Source data
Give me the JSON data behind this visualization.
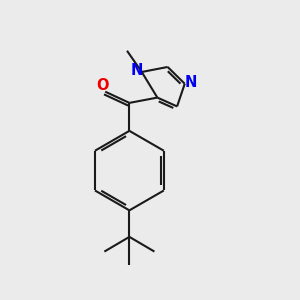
{
  "bg_color": "#ebebeb",
  "bond_color": "#1a1a1a",
  "N_color": "#0000ee",
  "O_color": "#ee0000",
  "line_width": 1.5,
  "font_size": 10.5,
  "fig_size": [
    3.0,
    3.0
  ],
  "dpi": 100,
  "xlim": [
    0,
    10
  ],
  "ylim": [
    0,
    10
  ]
}
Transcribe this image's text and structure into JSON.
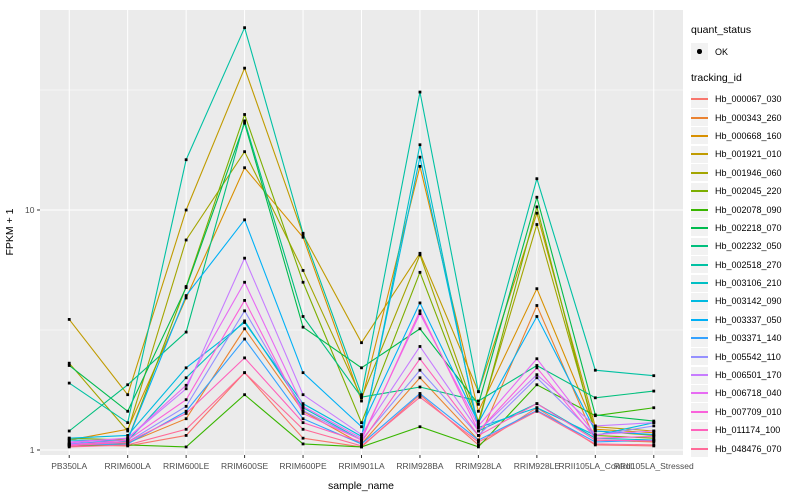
{
  "figure": {
    "background": "#FFFFFF",
    "panel_background": "#EBEBEB",
    "grid_color": "#FFFFFF",
    "tick_color": "#333333",
    "tick_label_color": "#4D4D4D",
    "point_color": "#000000",
    "legend_key_background": "#F2F2F2"
  },
  "axes": {
    "y_ticks": [
      {
        "label": "10",
        "value": 10
      },
      {
        "label": "1",
        "value": 1
      }
    ],
    "y_minor_values": [
      3.1623,
      31.6228
    ]
  },
  "legend": {
    "quant_status_title": "quant_status",
    "quant_status_value": "OK",
    "tracking_title": "tracking_id"
  },
  "chart_data": {
    "type": "line",
    "title": "",
    "xlabel": "sample_name",
    "ylabel": "FPKM + 1",
    "y_scale": "log10",
    "ylim": [
      1,
      68
    ],
    "grid": true,
    "legend_position": "right",
    "point_marker": "small black square on every data point (quant_status = OK)",
    "categories": [
      "PB350LA",
      "RRIM600LA",
      "RRIM600LE",
      "RRIM600SE",
      "RRIM600PE",
      "RRIM901LA",
      "RRIM928BA",
      "RRIM928LA",
      "RRIM928LE",
      "RRII105LA_Control",
      "RRII105LA_Stressed"
    ],
    "series": [
      {
        "name": "Hb_000067_030",
        "color": "#F8766D",
        "values": [
          1.05,
          1.04,
          1.15,
          2.1,
          1.12,
          1.03,
          1.7,
          1.05,
          1.5,
          1.05,
          1.04
        ]
      },
      {
        "name": "Hb_000343_260",
        "color": "#EA8331",
        "values": [
          1.06,
          1.07,
          1.35,
          3.2,
          1.45,
          1.06,
          2.0,
          1.1,
          4.0,
          1.1,
          1.08
        ]
      },
      {
        "name": "Hb_000668_160",
        "color": "#D89000",
        "values": [
          1.1,
          1.22,
          4.3,
          15.0,
          7.7,
          1.6,
          15.2,
          1.45,
          4.7,
          1.22,
          1.18
        ]
      },
      {
        "name": "Hb_001921_010",
        "color": "#C09B00",
        "values": [
          3.5,
          1.7,
          10.0,
          39.0,
          7.9,
          2.8,
          6.6,
          1.75,
          9.7,
          1.25,
          1.2
        ]
      },
      {
        "name": "Hb_001946_060",
        "color": "#A3A500",
        "values": [
          2.3,
          1.2,
          7.5,
          17.5,
          5.6,
          1.65,
          6.5,
          1.32,
          8.7,
          1.2,
          1.15
        ]
      },
      {
        "name": "Hb_002045_220",
        "color": "#7CAE00",
        "values": [
          1.12,
          1.1,
          4.8,
          25.0,
          5.0,
          1.3,
          5.5,
          1.28,
          10.3,
          1.15,
          1.12
        ]
      },
      {
        "name": "Hb_002078_090",
        "color": "#39B600",
        "values": [
          1.04,
          1.05,
          1.03,
          1.7,
          1.06,
          1.03,
          1.25,
          1.03,
          1.87,
          1.39,
          1.5
        ]
      },
      {
        "name": "Hb_002218_070",
        "color": "#00BB4E",
        "values": [
          2.25,
          1.45,
          4.75,
          23.0,
          3.25,
          2.2,
          3.2,
          1.55,
          11.3,
          1.4,
          1.32
        ]
      },
      {
        "name": "Hb_002232_050",
        "color": "#00BF7D",
        "values": [
          1.2,
          1.87,
          3.1,
          23.5,
          3.6,
          1.66,
          1.83,
          1.6,
          2.25,
          1.65,
          1.76
        ]
      },
      {
        "name": "Hb_002518_270",
        "color": "#00C1A3",
        "values": [
          1.9,
          1.3,
          16.2,
          57.5,
          8.0,
          1.7,
          31.0,
          1.75,
          13.5,
          2.15,
          2.04
        ]
      },
      {
        "name": "Hb_003106_210",
        "color": "#00BFC4",
        "values": [
          1.1,
          1.09,
          2.0,
          3.45,
          1.5,
          1.1,
          18.7,
          1.2,
          1.56,
          1.12,
          1.1
        ]
      },
      {
        "name": "Hb_003142_090",
        "color": "#00BAE0",
        "values": [
          1.12,
          1.15,
          2.2,
          3.4,
          1.56,
          1.14,
          16.6,
          1.24,
          1.5,
          1.15,
          1.3
        ]
      },
      {
        "name": "Hb_003337_050",
        "color": "#00B0F6",
        "values": [
          1.06,
          1.1,
          4.4,
          9.1,
          2.1,
          1.25,
          4.1,
          1.3,
          3.6,
          1.2,
          1.16
        ]
      },
      {
        "name": "Hb_003371_140",
        "color": "#35A2FF",
        "values": [
          1.05,
          1.06,
          1.45,
          2.9,
          1.35,
          1.06,
          1.72,
          1.1,
          1.46,
          1.08,
          1.1
        ]
      },
      {
        "name": "Hb_005542_110",
        "color": "#9590FF",
        "values": [
          1.06,
          1.08,
          1.52,
          3.8,
          1.46,
          1.1,
          2.15,
          1.15,
          2.0,
          1.15,
          1.26
        ]
      },
      {
        "name": "Hb_006501_170",
        "color": "#C77CFF",
        "values": [
          1.08,
          1.12,
          1.8,
          6.3,
          1.7,
          1.16,
          2.7,
          1.2,
          2.06,
          1.26,
          1.3
        ]
      },
      {
        "name": "Hb_006718_040",
        "color": "#E76BF3",
        "values": [
          1.07,
          1.12,
          1.86,
          5.0,
          1.52,
          1.12,
          3.7,
          1.26,
          2.4,
          1.16,
          1.2
        ]
      },
      {
        "name": "Hb_007709_010",
        "color": "#FA62DB",
        "values": [
          1.05,
          1.1,
          1.62,
          4.2,
          1.42,
          1.1,
          3.8,
          1.2,
          2.2,
          1.12,
          1.14
        ]
      },
      {
        "name": "Hb_011174_100",
        "color": "#FF62BC",
        "values": [
          1.04,
          1.08,
          1.42,
          2.42,
          1.3,
          1.08,
          2.4,
          1.15,
          1.56,
          1.1,
          1.09
        ]
      },
      {
        "name": "Hb_048476_070",
        "color": "#FF6A98",
        "values": [
          1.03,
          1.05,
          1.22,
          2.1,
          1.22,
          1.04,
          1.66,
          1.08,
          1.45,
          1.06,
          1.05
        ]
      }
    ]
  }
}
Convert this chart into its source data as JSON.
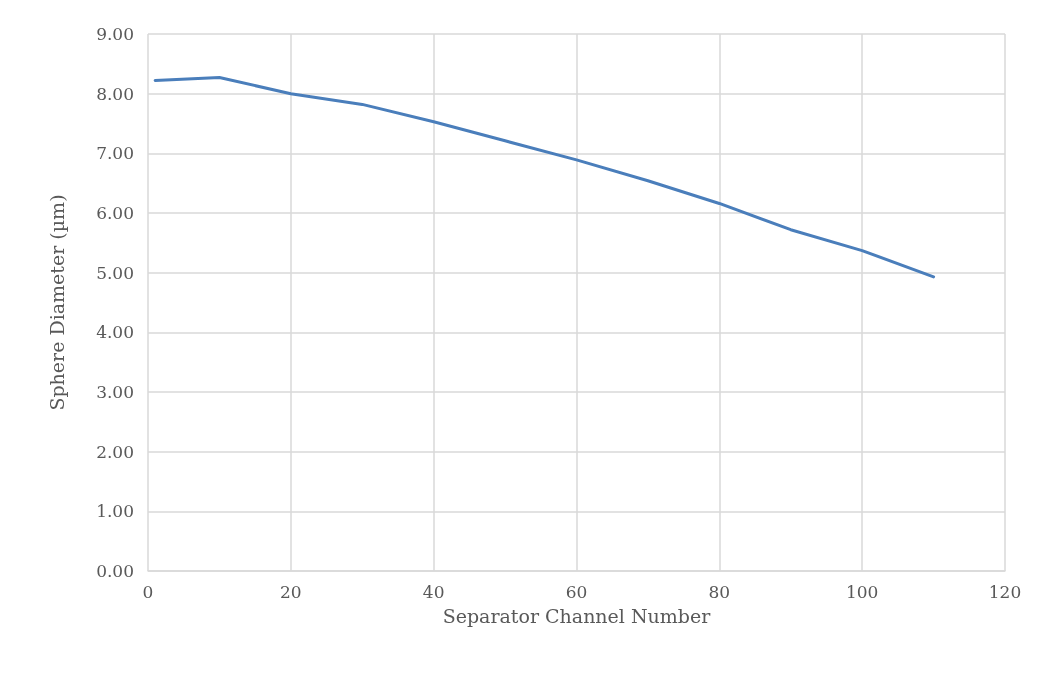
{
  "chart_data": {
    "type": "line",
    "xlabel": "Separator Channel Number",
    "ylabel": "Sphere Diameter (µm)",
    "x": [
      1,
      10,
      20,
      30,
      40,
      50,
      60,
      70,
      80,
      90,
      100,
      110
    ],
    "series": [
      {
        "color": "#4a7ebb",
        "values": [
          8.22,
          8.27,
          8.0,
          7.82,
          7.53,
          7.21,
          6.89,
          6.54,
          6.16,
          5.72,
          5.37,
          4.93
        ]
      }
    ],
    "xlim": [
      0,
      120
    ],
    "xticks": [
      0,
      20,
      40,
      60,
      80,
      100,
      120
    ],
    "ylim": [
      0,
      9
    ],
    "yticks": [
      {
        "value": 0,
        "label": "0.00"
      },
      {
        "value": 1,
        "label": "1.00"
      },
      {
        "value": 2,
        "label": "2.00"
      },
      {
        "value": 3,
        "label": "3.00"
      },
      {
        "value": 4,
        "label": "4.00"
      },
      {
        "value": 5,
        "label": "5.00"
      },
      {
        "value": 6,
        "label": "6.00"
      },
      {
        "value": 7,
        "label": "7.00"
      },
      {
        "value": 8,
        "label": "8.00"
      },
      {
        "value": 9,
        "label": "9.00"
      }
    ],
    "grid": true,
    "marker": "none",
    "line_style": "solid"
  }
}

What you have to do
Exactly those lines that run from the line holding "Convert this chart" to the end of the listing above, both included, are to be reproduced, with pictures left out.

Answer to the problem
Convert this chart into its source data as JSON.
{
  "chart_data": {
    "type": "line",
    "xlabel": "Separator Channel Number",
    "ylabel": "Sphere Diameter (µm)",
    "x": [
      1,
      10,
      20,
      30,
      40,
      50,
      60,
      70,
      80,
      90,
      100,
      110
    ],
    "series": [
      {
        "color": "#4a7ebb",
        "values": [
          8.22,
          8.27,
          8.0,
          7.82,
          7.53,
          7.21,
          6.89,
          6.54,
          6.16,
          5.72,
          5.37,
          4.93
        ]
      }
    ],
    "xlim": [
      0,
      120
    ],
    "xticks": [
      0,
      20,
      40,
      60,
      80,
      100,
      120
    ],
    "ylim": [
      0,
      9
    ],
    "yticks": [
      {
        "value": 0,
        "label": "0.00"
      },
      {
        "value": 1,
        "label": "1.00"
      },
      {
        "value": 2,
        "label": "2.00"
      },
      {
        "value": 3,
        "label": "3.00"
      },
      {
        "value": 4,
        "label": "4.00"
      },
      {
        "value": 5,
        "label": "5.00"
      },
      {
        "value": 6,
        "label": "6.00"
      },
      {
        "value": 7,
        "label": "7.00"
      },
      {
        "value": 8,
        "label": "8.00"
      },
      {
        "value": 9,
        "label": "9.00"
      }
    ],
    "grid": true,
    "marker": "none",
    "line_style": "solid"
  }
}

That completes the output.